==== LISTED ENTRIES

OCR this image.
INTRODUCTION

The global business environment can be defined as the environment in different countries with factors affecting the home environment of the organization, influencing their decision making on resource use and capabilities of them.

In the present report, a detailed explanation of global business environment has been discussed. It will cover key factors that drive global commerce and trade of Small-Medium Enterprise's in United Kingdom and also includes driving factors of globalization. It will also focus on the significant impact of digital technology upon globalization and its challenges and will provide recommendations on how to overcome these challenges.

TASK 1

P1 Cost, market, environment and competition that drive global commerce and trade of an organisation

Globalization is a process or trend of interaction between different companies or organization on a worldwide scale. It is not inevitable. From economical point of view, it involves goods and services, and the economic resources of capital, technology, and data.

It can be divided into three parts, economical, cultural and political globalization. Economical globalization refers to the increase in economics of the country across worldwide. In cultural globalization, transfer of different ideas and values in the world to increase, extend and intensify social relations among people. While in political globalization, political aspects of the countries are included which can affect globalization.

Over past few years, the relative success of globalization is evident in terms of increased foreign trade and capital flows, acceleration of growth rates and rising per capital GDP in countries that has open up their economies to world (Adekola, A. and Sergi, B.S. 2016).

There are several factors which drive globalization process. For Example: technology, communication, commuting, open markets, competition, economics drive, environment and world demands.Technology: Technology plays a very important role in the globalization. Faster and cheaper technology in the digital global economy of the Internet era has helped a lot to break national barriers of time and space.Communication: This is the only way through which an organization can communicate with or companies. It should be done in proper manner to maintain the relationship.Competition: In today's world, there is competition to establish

========

• **YOUR OBJECTIVE**: Count how many lines above contain the word "their". Reply with the number alone.

• **TASK SOLUTION**: 2